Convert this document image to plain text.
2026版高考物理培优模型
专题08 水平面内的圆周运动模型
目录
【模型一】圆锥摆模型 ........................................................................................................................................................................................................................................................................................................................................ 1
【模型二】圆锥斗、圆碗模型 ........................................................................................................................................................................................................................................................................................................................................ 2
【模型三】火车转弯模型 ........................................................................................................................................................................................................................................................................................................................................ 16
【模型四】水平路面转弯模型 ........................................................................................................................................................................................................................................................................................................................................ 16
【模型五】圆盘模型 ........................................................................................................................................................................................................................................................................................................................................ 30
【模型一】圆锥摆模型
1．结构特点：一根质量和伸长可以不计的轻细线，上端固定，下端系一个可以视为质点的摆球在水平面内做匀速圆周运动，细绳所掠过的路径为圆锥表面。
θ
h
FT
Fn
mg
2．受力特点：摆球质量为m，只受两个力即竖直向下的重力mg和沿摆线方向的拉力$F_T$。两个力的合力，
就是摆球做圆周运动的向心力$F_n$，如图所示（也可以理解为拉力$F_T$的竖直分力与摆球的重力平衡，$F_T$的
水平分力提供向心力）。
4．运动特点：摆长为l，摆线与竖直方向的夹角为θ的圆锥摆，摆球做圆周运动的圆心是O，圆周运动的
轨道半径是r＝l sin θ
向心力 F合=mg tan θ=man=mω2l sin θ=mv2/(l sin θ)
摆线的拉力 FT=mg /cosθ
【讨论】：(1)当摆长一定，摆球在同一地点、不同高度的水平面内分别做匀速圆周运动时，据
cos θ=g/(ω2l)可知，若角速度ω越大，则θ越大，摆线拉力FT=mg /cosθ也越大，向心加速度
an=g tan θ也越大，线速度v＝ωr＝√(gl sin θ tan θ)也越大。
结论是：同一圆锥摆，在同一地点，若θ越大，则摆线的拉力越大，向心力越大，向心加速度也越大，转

** Task to carry out **
Repeat the listing exactly, from its first line to its last.

** Response to this exercise **
Convert this document image to plain text.
2026版高考物理培优模型
专题08 水平面内的圆周运动模型
目录
【模型一】圆锥摆模型 ........................................................................................................................................................................................................................................................................................................................................ 1
【模型二】圆锥斗、圆碗模型 ........................................................................................................................................................................................................................................................................................................................................ 2
【模型三】火车转弯模型 ........................................................................................................................................................................................................................................................................................................................................ 16
【模型四】水平路面转弯模型 ........................................................................................................................................................................................................................................................................................................................................ 16
【模型五】圆盘模型 ........................................................................................................................................................................................................................................................................................................................................ 30
【模型一】圆锥摆模型
1．结构特点：一根质量和伸长可以不计的轻细线，上端固定，下端系一个可以视为质点的摆球在水平面内做匀速圆周运动，细绳所掠过的路径为圆锥表面。
θ
h
FT
Fn
mg
2．受力特点：摆球质量为m，只受两个力即竖直向下的重力mg和沿摆线方向的拉力$F_T$。两个力的合力，
就是摆球做圆周运动的向心力$F_n$，如图所示（也可以理解为拉力$F_T$的竖直分力与摆球的重力平衡，$F_T$的
水平分力提供向心力）。
4．运动特点：摆长为l，摆线与竖直方向的夹角为θ的圆锥摆，摆球做圆周运动的圆心是O，圆周运动的
轨道半径是r＝l sin θ
向心力 F合=mg tan θ=man=mω2l sin θ=mv2/(l sin θ)
摆线的拉力 FT=mg /cosθ
【讨论】：(1)当摆长一定，摆球在同一地点、不同高度的水平面内分别做匀速圆周运动时，据
cos θ=g/(ω2l)可知，若角速度ω越大，则θ越大，摆线拉力FT=mg /cosθ也越大，向心加速度
an=g tan θ也越大，线速度v＝ωr＝√(gl sin θ tan θ)也越大。
结论是：同一圆锥摆，在同一地点，若θ越大，则摆线的拉力越大，向心力越大，向心加速度也越大，转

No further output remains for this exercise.